==== Given data ====

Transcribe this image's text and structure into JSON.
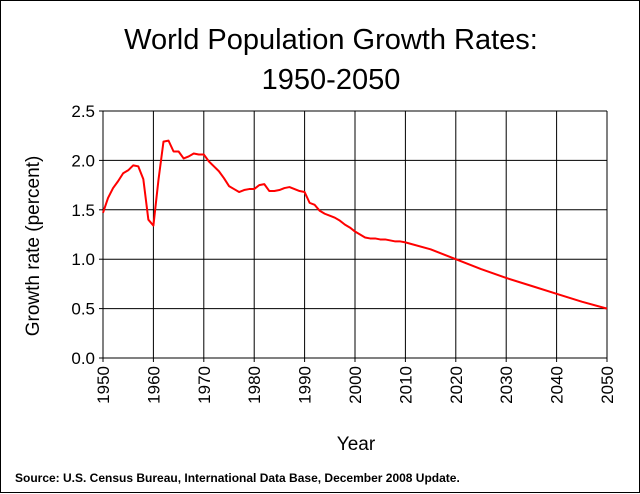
{
  "chart_data": {
    "type": "line",
    "title": "World Population Growth Rates:",
    "subtitle": "1950-2050",
    "xlabel": "Year",
    "ylabel": "Growth rate (percent)",
    "xlim": [
      1950,
      2050
    ],
    "ylim": [
      0,
      2.5
    ],
    "x_ticks": [
      "1950",
      "1960",
      "1970",
      "1980",
      "1990",
      "2000",
      "2010",
      "2020",
      "2030",
      "2040",
      "2050"
    ],
    "y_ticks": [
      "0.0",
      "0.5",
      "1.0",
      "1.5",
      "2.0",
      "2.5"
    ],
    "grid": true,
    "series_color": "#ff0000",
    "series": [
      {
        "x": [
          1950,
          1951,
          1952,
          1953,
          1954,
          1955,
          1956,
          1957,
          1958,
          1959,
          1960,
          1961,
          1962,
          1963,
          1964,
          1965,
          1966,
          1967,
          1968,
          1969,
          1970,
          1971,
          1972,
          1973,
          1974,
          1975,
          1976,
          1977,
          1978,
          1979,
          1980,
          1981,
          1982,
          1983,
          1984,
          1985,
          1986,
          1987,
          1988,
          1989,
          1990,
          1991,
          1992,
          1993,
          1994,
          1995,
          1996,
          1997,
          1998,
          1999,
          2000,
          2001,
          2002,
          2003,
          2004,
          2005,
          2006,
          2007,
          2008,
          2009,
          2010,
          2015,
          2020,
          2025,
          2030,
          2035,
          2040,
          2045,
          2050
        ],
        "y": [
          1.47,
          1.62,
          1.72,
          1.79,
          1.87,
          1.9,
          1.95,
          1.94,
          1.81,
          1.4,
          1.34,
          1.8,
          2.19,
          2.2,
          2.09,
          2.09,
          2.02,
          2.04,
          2.07,
          2.06,
          2.06,
          1.99,
          1.94,
          1.89,
          1.82,
          1.74,
          1.71,
          1.68,
          1.7,
          1.71,
          1.71,
          1.75,
          1.76,
          1.69,
          1.69,
          1.7,
          1.72,
          1.73,
          1.71,
          1.69,
          1.68,
          1.57,
          1.55,
          1.49,
          1.46,
          1.44,
          1.42,
          1.39,
          1.35,
          1.32,
          1.28,
          1.25,
          1.22,
          1.21,
          1.21,
          1.2,
          1.2,
          1.19,
          1.18,
          1.18,
          1.17,
          1.1,
          1.0,
          0.9,
          0.81,
          0.73,
          0.65,
          0.57,
          0.5
        ]
      }
    ]
  },
  "source": "Source: U.S. Census Bureau, International Data Base, December 2008 Update."
}
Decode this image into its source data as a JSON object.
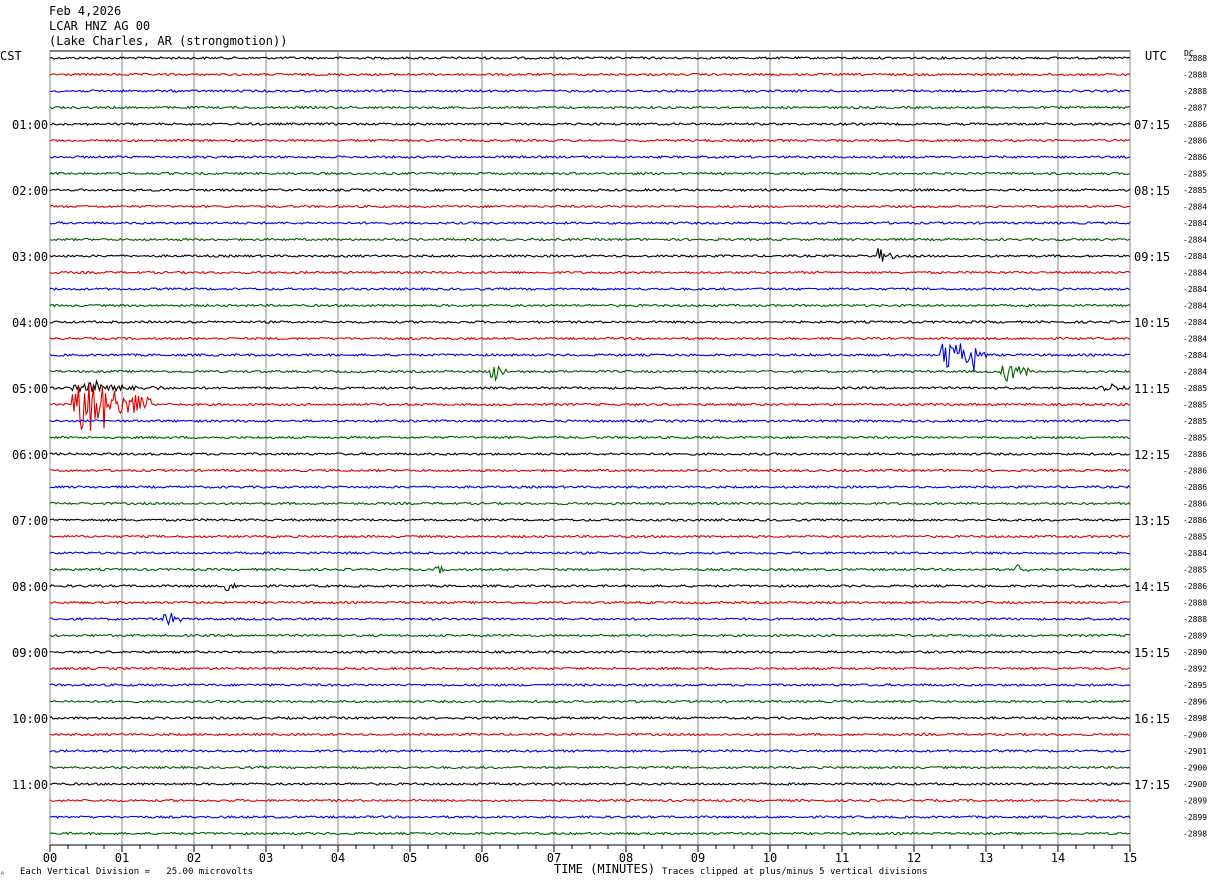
{
  "header": {
    "date": "Feb 4,2026",
    "station": "LCAR HNZ AG 00",
    "location": "(Lake Charles, AR (strongmotion))"
  },
  "left_zone_label": "CST",
  "right_zone_label": "UTC",
  "dc_label": "DC",
  "footer": {
    "scale_note": "Each Vertical Division =   25.00 microvolts",
    "xlabel": "TIME (MINUTES)",
    "clip_note": "Traces clipped at plus/minus 5 vertical divisions"
  },
  "colors": [
    "#000000",
    "#e00000",
    "#0000e0",
    "#006000"
  ],
  "chart_data": {
    "type": "line",
    "subtype": "helicorder",
    "title": "Feb 4,2026 LCAR HNZ AG 00 (Lake Charles, AR (strongmotion))",
    "xlabel": "TIME (MINUTES)",
    "xlim": [
      0,
      15
    ],
    "x_ticks": [
      "00",
      "01",
      "02",
      "03",
      "04",
      "05",
      "06",
      "07",
      "08",
      "09",
      "10",
      "11",
      "12",
      "13",
      "14",
      "15"
    ],
    "minutes_per_line": 15,
    "line_count": 48,
    "grid": true,
    "left_time_labels": [
      {
        "line": 4,
        "label": "01:00"
      },
      {
        "line": 8,
        "label": "02:00"
      },
      {
        "line": 12,
        "label": "03:00"
      },
      {
        "line": 16,
        "label": "04:00"
      },
      {
        "line": 20,
        "label": "05:00"
      },
      {
        "line": 24,
        "label": "06:00"
      },
      {
        "line": 28,
        "label": "07:00"
      },
      {
        "line": 32,
        "label": "08:00"
      },
      {
        "line": 36,
        "label": "09:00"
      },
      {
        "line": 40,
        "label": "10:00"
      },
      {
        "line": 44,
        "label": "11:00"
      }
    ],
    "right_time_labels": [
      {
        "line": 4,
        "label": "07:15"
      },
      {
        "line": 8,
        "label": "08:15"
      },
      {
        "line": 12,
        "label": "09:15"
      },
      {
        "line": 16,
        "label": "10:15"
      },
      {
        "line": 20,
        "label": "11:15"
      },
      {
        "line": 24,
        "label": "12:15"
      },
      {
        "line": 28,
        "label": "13:15"
      },
      {
        "line": 32,
        "label": "14:15"
      },
      {
        "line": 36,
        "label": "15:15"
      },
      {
        "line": 40,
        "label": "16:15"
      },
      {
        "line": 44,
        "label": "17:15"
      }
    ],
    "dc_offsets": [
      "-2888",
      "-2888",
      "-2888",
      "-2887",
      "-2886",
      "-2886",
      "-2886",
      "-2885",
      "-2885",
      "-2884",
      "-2884",
      "-2884",
      "-2884",
      "-2884",
      "-2884",
      "-2884",
      "-2884",
      "-2884",
      "-2884",
      "-2884",
      "-2885",
      "-2885",
      "-2885",
      "-2885",
      "-2886",
      "-2886",
      "-2886",
      "-2886",
      "-2886",
      "-2885",
      "-2884",
      "-2885",
      "-2886",
      "-2888",
      "-2888",
      "-2889",
      "-2890",
      "-2892",
      "-2895",
      "-2896",
      "-2898",
      "-2900",
      "-2901",
      "-2900",
      "-2900",
      "-2899",
      "-2899",
      "-2898"
    ],
    "events": [
      {
        "line": 12,
        "minute": 11.45,
        "amplitude": 4,
        "duration": 0.3
      },
      {
        "line": 18,
        "minute": 12.35,
        "amplitude": 7,
        "duration": 0.6
      },
      {
        "line": 18,
        "minute": 12.7,
        "amplitude": 6,
        "duration": 0.3
      },
      {
        "line": 19,
        "minute": 6.1,
        "amplitude": 5,
        "duration": 0.25
      },
      {
        "line": 19,
        "minute": 13.2,
        "amplitude": 5,
        "duration": 0.4
      },
      {
        "line": 20,
        "minute": 0.3,
        "amplitude": 3,
        "duration": 1.3
      },
      {
        "line": 20,
        "minute": 14.6,
        "amplitude": 3,
        "duration": 0.4
      },
      {
        "line": 21,
        "minute": 0.3,
        "amplitude": 14,
        "duration": 1.1
      },
      {
        "line": 31,
        "minute": 5.35,
        "amplitude": 2,
        "duration": 0.2
      },
      {
        "line": 31,
        "minute": 13.4,
        "amplitude": 3,
        "duration": 0.2
      },
      {
        "line": 32,
        "minute": 2.4,
        "amplitude": 4,
        "duration": 0.2
      },
      {
        "line": 34,
        "minute": 1.55,
        "amplitude": 4,
        "duration": 0.3
      }
    ],
    "scale": "Each Vertical Division = 25.00 microvolts",
    "clip": "Traces clipped at plus/minus 5 vertical divisions"
  }
}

====

- What is expected:
Using the records above, retype everything exactly except the pictures.

- Written answer:
Transcribe this image's text and structure into JSON.
{
  "chart_data": {
    "type": "line",
    "title": "World Population Growth Rates:",
    "subtitle": "1950-2050",
    "xlabel": "Year",
    "ylabel": "Growth rate (percent)",
    "xlim": [
      1950,
      2050
    ],
    "ylim": [
      0,
      2.5
    ],
    "x_ticks": [
      "1950",
      "1960",
      "1970",
      "1980",
      "1990",
      "2000",
      "2010",
      "2020",
      "2030",
      "2040",
      "2050"
    ],
    "y_ticks": [
      "0.0",
      "0.5",
      "1.0",
      "1.5",
      "2.0",
      "2.5"
    ],
    "grid": true,
    "series_color": "#ff0000",
    "series": [
      {
        "x": [
          1950,
          1951,
          1952,
          1953,
          1954,
          1955,
          1956,
          1957,
          1958,
          1959,
          1960,
          1961,
          1962,
          1963,
          1964,
          1965,
          1966,
          1967,
          1968,
          1969,
          1970,
          1971,
          1972,
          1973,
          1974,
          1975,
          1976,
          1977,
          1978,
          1979,
          1980,
          1981,
          1982,
          1983,
          1984,
          1985,
          1986,
          1987,
          1988,
          1989,
          1990,
          1991,
          1992,
          1993,
          1994,
          1995,
          1996,
          1997,
          1998,
          1999,
          2000,
          2001,
          2002,
          2003,
          2004,
          2005,
          2006,
          2007,
          2008,
          2009,
          2010,
          2015,
          2020,
          2025,
          2030,
          2035,
          2040,
          2045,
          2050
        ],
        "y": [
          1.47,
          1.62,
          1.72,
          1.79,
          1.87,
          1.9,
          1.95,
          1.94,
          1.81,
          1.4,
          1.34,
          1.8,
          2.19,
          2.2,
          2.09,
          2.09,
          2.02,
          2.04,
          2.07,
          2.06,
          2.06,
          1.99,
          1.94,
          1.89,
          1.82,
          1.74,
          1.71,
          1.68,
          1.7,
          1.71,
          1.71,
          1.75,
          1.76,
          1.69,
          1.69,
          1.7,
          1.72,
          1.73,
          1.71,
          1.69,
          1.68,
          1.57,
          1.55,
          1.49,
          1.46,
          1.44,
          1.42,
          1.39,
          1.35,
          1.32,
          1.28,
          1.25,
          1.22,
          1.21,
          1.21,
          1.2,
          1.2,
          1.19,
          1.18,
          1.18,
          1.17,
          1.1,
          1.0,
          0.9,
          0.81,
          0.73,
          0.65,
          0.57,
          0.5
        ]
      }
    ]
  },
  "source": "Source: U.S. Census Bureau, International Data Base, December 2008 Update."
}
Decode this image into its source data as a JSON object.
{
  "header": {
    "date": "Feb 4,2026",
    "station": "LCAR HNZ AG 00",
    "location": "(Lake Charles, AR (strongmotion))"
  },
  "left_zone_label": "CST",
  "right_zone_label": "UTC",
  "dc_label": "DC",
  "footer": {
    "scale_note": "Each Vertical Division =   25.00 microvolts",
    "xlabel": "TIME (MINUTES)",
    "clip_note": "Traces clipped at plus/minus 5 vertical divisions"
  },
  "colors": [
    "#000000",
    "#e00000",
    "#0000e0",
    "#006000"
  ],
  "chart_data": {
    "type": "line",
    "subtype": "helicorder",
    "title": "Feb 4,2026 LCAR HNZ AG 00 (Lake Charles, AR (strongmotion))",
    "xlabel": "TIME (MINUTES)",
    "xlim": [
      0,
      15
    ],
    "x_ticks": [
      "00",
      "01",
      "02",
      "03",
      "04",
      "05",
      "06",
      "07",
      "08",
      "09",
      "10",
      "11",
      "12",
      "13",
      "14",
      "15"
    ],
    "minutes_per_line": 15,
    "line_count": 48,
    "grid": true,
    "left_time_labels": [
      {
        "line": 4,
        "label": "01:00"
      },
      {
        "line": 8,
        "label": "02:00"
      },
      {
        "line": 12,
        "label": "03:00"
      },
      {
        "line": 16,
        "label": "04:00"
      },
      {
        "line": 20,
        "label": "05:00"
      },
      {
        "line": 24,
        "label": "06:00"
      },
      {
        "line": 28,
        "label": "07:00"
      },
      {
        "line": 32,
        "label": "08:00"
      },
      {
        "line": 36,
        "label": "09:00"
      },
      {
        "line": 40,
        "label": "10:00"
      },
      {
        "line": 44,
        "label": "11:00"
      }
    ],
    "right_time_labels": [
      {
        "line": 4,
        "label": "07:15"
      },
      {
        "line": 8,
        "label": "08:15"
      },
      {
        "line": 12,
        "label": "09:15"
      },
      {
        "line": 16,
        "label": "10:15"
      },
      {
        "line": 20,
        "label": "11:15"
      },
      {
        "line": 24,
        "label": "12:15"
      },
      {
        "line": 28,
        "label": "13:15"
      },
      {
        "line": 32,
        "label": "14:15"
      },
      {
        "line": 36,
        "label": "15:15"
      },
      {
        "line": 40,
        "label": "16:15"
      },
      {
        "line": 44,
        "label": "17:15"
      }
    ],
    "dc_offsets": [
      "-2888",
      "-2888",
      "-2888",
      "-2887",
      "-2886",
      "-2886",
      "-2886",
      "-2885",
      "-2885",
      "-2884",
      "-2884",
      "-2884",
      "-2884",
      "-2884",
      "-2884",
      "-2884",
      "-2884",
      "-2884",
      "-2884",
      "-2884",
      "-2885",
      "-2885",
      "-2885",
      "-2885",
      "-2886",
      "-2886",
      "-2886",
      "-2886",
      "-2886",
      "-2885",
      "-2884",
      "-2885",
      "-2886",
      "-2888",
      "-2888",
      "-2889",
      "-2890",
      "-2892",
      "-2895",
      "-2896",
      "-2898",
      "-2900",
      "-2901",
      "-2900",
      "-2900",
      "-2899",
      "-2899",
      "-2898"
    ],
    "events": [
      {
        "line": 12,
        "minute": 11.45,
        "amplitude": 4,
        "duration": 0.3
      },
      {
        "line": 18,
        "minute": 12.35,
        "amplitude": 7,
        "duration": 0.6
      },
      {
        "line": 18,
        "minute": 12.7,
        "amplitude": 6,
        "duration": 0.3
      },
      {
        "line": 19,
        "minute": 6.1,
        "amplitude": 5,
        "duration": 0.25
      },
      {
        "line": 19,
        "minute": 13.2,
        "amplitude": 5,
        "duration": 0.4
      },
      {
        "line": 20,
        "minute": 0.3,
        "amplitude": 3,
        "duration": 1.3
      },
      {
        "line": 20,
        "minute": 14.6,
        "amplitude": 3,
        "duration": 0.4
      },
      {
        "line": 21,
        "minute": 0.3,
        "amplitude": 14,
        "duration": 1.1
      },
      {
        "line": 31,
        "minute": 5.35,
        "amplitude": 2,
        "duration": 0.2
      },
      {
        "line": 31,
        "minute": 13.4,
        "amplitude": 3,
        "duration": 0.2
      },
      {
        "line": 32,
        "minute": 2.4,
        "amplitude": 4,
        "duration": 0.2
      },
      {
        "line": 34,
        "minute": 1.55,
        "amplitude": 4,
        "duration": 0.3
      }
    ],
    "scale": "Each Vertical Division = 25.00 microvolts",
    "clip": "Traces clipped at plus/minus 5 vertical divisions"
  }
}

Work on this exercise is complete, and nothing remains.